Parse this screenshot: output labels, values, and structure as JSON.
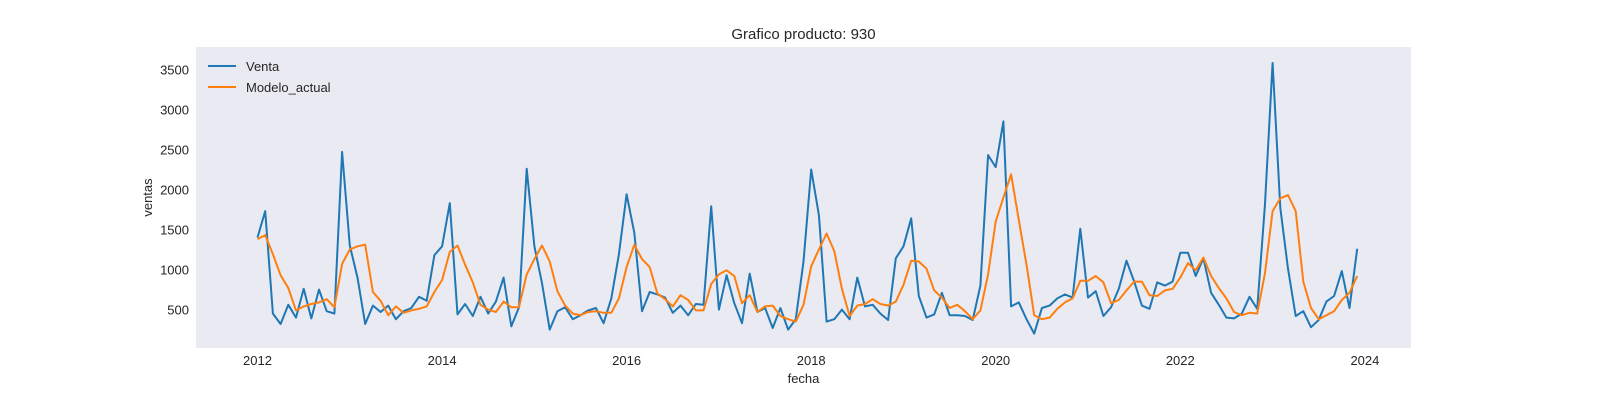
{
  "chart_data": {
    "type": "line",
    "title": "Grafico producto: 930",
    "xlabel": "fecha",
    "ylabel": "ventas",
    "x_start": "2012-01",
    "x_frequency": "monthly",
    "xlim": [
      "2011-05",
      "2024-07"
    ],
    "ylim": [
      20,
      3780
    ],
    "x_ticks": [
      "2012",
      "2014",
      "2016",
      "2018",
      "2020",
      "2022",
      "2024"
    ],
    "y_ticks": [
      500,
      1000,
      1500,
      2000,
      2500,
      3000,
      3500
    ],
    "grid": false,
    "legend": "top-left",
    "colors": {
      "background": "#eaeaf2",
      "venta": "#1f77b4",
      "modelo": "#ff7f0e"
    },
    "series": [
      {
        "name": "Venta",
        "values": [
          1400,
          1730,
          450,
          320,
          560,
          400,
          760,
          390,
          750,
          480,
          450,
          2470,
          1300,
          900,
          320,
          550,
          470,
          550,
          380,
          480,
          520,
          660,
          610,
          1180,
          1290,
          1830,
          440,
          570,
          420,
          660,
          450,
          600,
          900,
          290,
          530,
          2260,
          1290,
          830,
          250,
          480,
          530,
          380,
          430,
          490,
          520,
          330,
          640,
          1190,
          1940,
          1460,
          480,
          720,
          690,
          650,
          460,
          550,
          430,
          570,
          560,
          1790,
          500,
          930,
          580,
          330,
          950,
          470,
          520,
          270,
          520,
          250,
          380,
          1100,
          2250,
          1680,
          350,
          380,
          500,
          380,
          900,
          540,
          560,
          450,
          370,
          1140,
          1290,
          1640,
          670,
          400,
          440,
          710,
          430,
          430,
          420,
          370,
          800,
          2430,
          2280,
          2850,
          540,
          590,
          380,
          200,
          520,
          550,
          640,
          690,
          650,
          1510,
          650,
          730,
          420,
          530,
          760,
          1110,
          850,
          550,
          510,
          840,
          800,
          850,
          1210,
          1210,
          920,
          1140,
          710,
          560,
          400,
          390,
          450,
          660,
          510,
          1800,
          3580,
          1770,
          1010,
          420,
          480,
          280,
          370,
          600,
          670,
          980,
          520,
          1260
        ]
      },
      {
        "name": "Modelo_actual",
        "values": [
          1380,
          1430,
          1190,
          930,
          770,
          490,
          540,
          570,
          590,
          630,
          530,
          1070,
          1250,
          1290,
          1310,
          720,
          610,
          430,
          540,
          460,
          490,
          510,
          540,
          720,
          870,
          1220,
          1300,
          1060,
          840,
          560,
          500,
          470,
          600,
          530,
          530,
          940,
          1130,
          1300,
          1100,
          730,
          550,
          450,
          430,
          470,
          480,
          460,
          460,
          640,
          1030,
          1310,
          1130,
          1030,
          700,
          630,
          540,
          680,
          620,
          490,
          490,
          820,
          940,
          990,
          920,
          580,
          680,
          470,
          540,
          550,
          420,
          380,
          350,
          560,
          1040,
          1250,
          1450,
          1230,
          760,
          420,
          550,
          570,
          630,
          570,
          550,
          600,
          810,
          1110,
          1100,
          1010,
          740,
          650,
          520,
          560,
          480,
          380,
          490,
          940,
          1600,
          1900,
          2190,
          1620,
          1060,
          430,
          380,
          400,
          510,
          590,
          640,
          860,
          860,
          920,
          840,
          580,
          620,
          740,
          850,
          850,
          680,
          670,
          740,
          760,
          900,
          1080,
          990,
          1150,
          920,
          770,
          640,
          470,
          430,
          460,
          450,
          950,
          1730,
          1890,
          1930,
          1730,
          850,
          520,
          380,
          430,
          480,
          620,
          710,
          920
        ]
      }
    ]
  }
}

■ Short task: Pictures stay out; reproduce every line of the records exactly.

■ Task answer:
Parse this screenshot: output labels, values, and structure as JSON.
{
  "chart_data": {
    "type": "line",
    "title": "Grafico producto: 930",
    "xlabel": "fecha",
    "ylabel": "ventas",
    "x_start": "2012-01",
    "x_frequency": "monthly",
    "xlim": [
      "2011-05",
      "2024-07"
    ],
    "ylim": [
      20,
      3780
    ],
    "x_ticks": [
      "2012",
      "2014",
      "2016",
      "2018",
      "2020",
      "2022",
      "2024"
    ],
    "y_ticks": [
      500,
      1000,
      1500,
      2000,
      2500,
      3000,
      3500
    ],
    "grid": false,
    "legend": "top-left",
    "colors": {
      "background": "#eaeaf2",
      "venta": "#1f77b4",
      "modelo": "#ff7f0e"
    },
    "series": [
      {
        "name": "Venta",
        "values": [
          1400,
          1730,
          450,
          320,
          560,
          400,
          760,
          390,
          750,
          480,
          450,
          2470,
          1300,
          900,
          320,
          550,
          470,
          550,
          380,
          480,
          520,
          660,
          610,
          1180,
          1290,
          1830,
          440,
          570,
          420,
          660,
          450,
          600,
          900,
          290,
          530,
          2260,
          1290,
          830,
          250,
          480,
          530,
          380,
          430,
          490,
          520,
          330,
          640,
          1190,
          1940,
          1460,
          480,
          720,
          690,
          650,
          460,
          550,
          430,
          570,
          560,
          1790,
          500,
          930,
          580,
          330,
          950,
          470,
          520,
          270,
          520,
          250,
          380,
          1100,
          2250,
          1680,
          350,
          380,
          500,
          380,
          900,
          540,
          560,
          450,
          370,
          1140,
          1290,
          1640,
          670,
          400,
          440,
          710,
          430,
          430,
          420,
          370,
          800,
          2430,
          2280,
          2850,
          540,
          590,
          380,
          200,
          520,
          550,
          640,
          690,
          650,
          1510,
          650,
          730,
          420,
          530,
          760,
          1110,
          850,
          550,
          510,
          840,
          800,
          850,
          1210,
          1210,
          920,
          1140,
          710,
          560,
          400,
          390,
          450,
          660,
          510,
          1800,
          3580,
          1770,
          1010,
          420,
          480,
          280,
          370,
          600,
          670,
          980,
          520,
          1260
        ]
      },
      {
        "name": "Modelo_actual",
        "values": [
          1380,
          1430,
          1190,
          930,
          770,
          490,
          540,
          570,
          590,
          630,
          530,
          1070,
          1250,
          1290,
          1310,
          720,
          610,
          430,
          540,
          460,
          490,
          510,
          540,
          720,
          870,
          1220,
          1300,
          1060,
          840,
          560,
          500,
          470,
          600,
          530,
          530,
          940,
          1130,
          1300,
          1100,
          730,
          550,
          450,
          430,
          470,
          480,
          460,
          460,
          640,
          1030,
          1310,
          1130,
          1030,
          700,
          630,
          540,
          680,
          620,
          490,
          490,
          820,
          940,
          990,
          920,
          580,
          680,
          470,
          540,
          550,
          420,
          380,
          350,
          560,
          1040,
          1250,
          1450,
          1230,
          760,
          420,
          550,
          570,
          630,
          570,
          550,
          600,
          810,
          1110,
          1100,
          1010,
          740,
          650,
          520,
          560,
          480,
          380,
          490,
          940,
          1600,
          1900,
          2190,
          1620,
          1060,
          430,
          380,
          400,
          510,
          590,
          640,
          860,
          860,
          920,
          840,
          580,
          620,
          740,
          850,
          850,
          680,
          670,
          740,
          760,
          900,
          1080,
          990,
          1150,
          920,
          770,
          640,
          470,
          430,
          460,
          450,
          950,
          1730,
          1890,
          1930,
          1730,
          850,
          520,
          380,
          430,
          480,
          620,
          710,
          920
        ]
      }
    ]
  }
}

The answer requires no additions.